# [To do]
Each record below should appear again exactly as written.
>> START Records for the exercise
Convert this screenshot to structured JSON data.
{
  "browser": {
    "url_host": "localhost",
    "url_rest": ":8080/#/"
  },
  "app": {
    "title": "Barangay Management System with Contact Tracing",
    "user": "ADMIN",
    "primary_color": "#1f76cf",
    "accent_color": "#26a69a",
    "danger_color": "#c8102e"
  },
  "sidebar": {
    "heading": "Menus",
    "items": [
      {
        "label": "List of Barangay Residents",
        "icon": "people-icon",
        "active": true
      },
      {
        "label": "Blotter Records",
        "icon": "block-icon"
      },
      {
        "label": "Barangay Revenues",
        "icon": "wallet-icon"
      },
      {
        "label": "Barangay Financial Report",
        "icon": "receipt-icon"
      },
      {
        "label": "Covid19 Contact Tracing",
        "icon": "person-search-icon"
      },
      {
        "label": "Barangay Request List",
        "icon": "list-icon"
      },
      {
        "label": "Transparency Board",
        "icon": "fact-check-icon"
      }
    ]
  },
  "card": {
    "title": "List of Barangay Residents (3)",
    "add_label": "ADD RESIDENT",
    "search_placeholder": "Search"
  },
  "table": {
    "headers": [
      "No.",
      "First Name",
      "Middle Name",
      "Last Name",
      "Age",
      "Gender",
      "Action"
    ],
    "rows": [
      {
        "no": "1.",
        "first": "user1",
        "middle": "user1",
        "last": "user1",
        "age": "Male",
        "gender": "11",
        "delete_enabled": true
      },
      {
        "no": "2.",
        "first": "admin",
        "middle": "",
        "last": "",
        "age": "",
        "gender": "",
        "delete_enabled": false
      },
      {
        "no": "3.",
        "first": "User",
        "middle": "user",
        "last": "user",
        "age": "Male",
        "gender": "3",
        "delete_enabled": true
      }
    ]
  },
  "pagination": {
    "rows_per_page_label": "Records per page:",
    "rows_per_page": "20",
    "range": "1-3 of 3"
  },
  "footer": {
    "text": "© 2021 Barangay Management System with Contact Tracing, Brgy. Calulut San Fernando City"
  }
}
>> END Records for the exercise
# [Full answer]
Convert this screenshot to structured JSON data.
{
  "browser": {
    "url_host": "localhost",
    "url_rest": ":8080/#/"
  },
  "app": {
    "title": "Barangay Management System with Contact Tracing",
    "user": "ADMIN",
    "primary_color": "#1f76cf",
    "accent_color": "#26a69a",
    "danger_color": "#c8102e"
  },
  "sidebar": {
    "heading": "Menus",
    "items": [
      {
        "label": "List of Barangay Residents",
        "icon": "people-icon",
        "active": true
      },
      {
        "label": "Blotter Records",
        "icon": "block-icon"
      },
      {
        "label": "Barangay Revenues",
        "icon": "wallet-icon"
      },
      {
        "label": "Barangay Financial Report",
        "icon": "receipt-icon"
      },
      {
        "label": "Covid19 Contact Tracing",
        "icon": "person-search-icon"
      },
      {
        "label": "Barangay Request List",
        "icon": "list-icon"
      },
      {
        "label": "Transparency Board",
        "icon": "fact-check-icon"
      }
    ]
  },
  "card": {
    "title": "List of Barangay Residents (3)",
    "add_label": "ADD RESIDENT",
    "search_placeholder": "Search"
  },
  "table": {
    "headers": [
      "No.",
      "First Name",
      "Middle Name",
      "Last Name",
      "Age",
      "Gender",
      "Action"
    ],
    "rows": [
      {
        "no": "1.",
        "first": "user1",
        "middle": "user1",
        "last": "user1",
        "age": "Male",
        "gender": "11",
        "delete_enabled": true
      },
      {
        "no": "2.",
        "first": "admin",
        "middle": "",
        "last": "",
        "age": "",
        "gender": "",
        "delete_enabled": false
      },
      {
        "no": "3.",
        "first": "User",
        "middle": "user",
        "last": "user",
        "age": "Male",
        "gender": "3",
        "delete_enabled": true
      }
    ]
  },
  "pagination": {
    "rows_per_page_label": "Records per page:",
    "rows_per_page": "20",
    "range": "1-3 of 3"
  },
  "footer": {
    "text": "© 2021 Barangay Management System with Contact Tracing, Brgy. Calulut San Fernando City"
  }
}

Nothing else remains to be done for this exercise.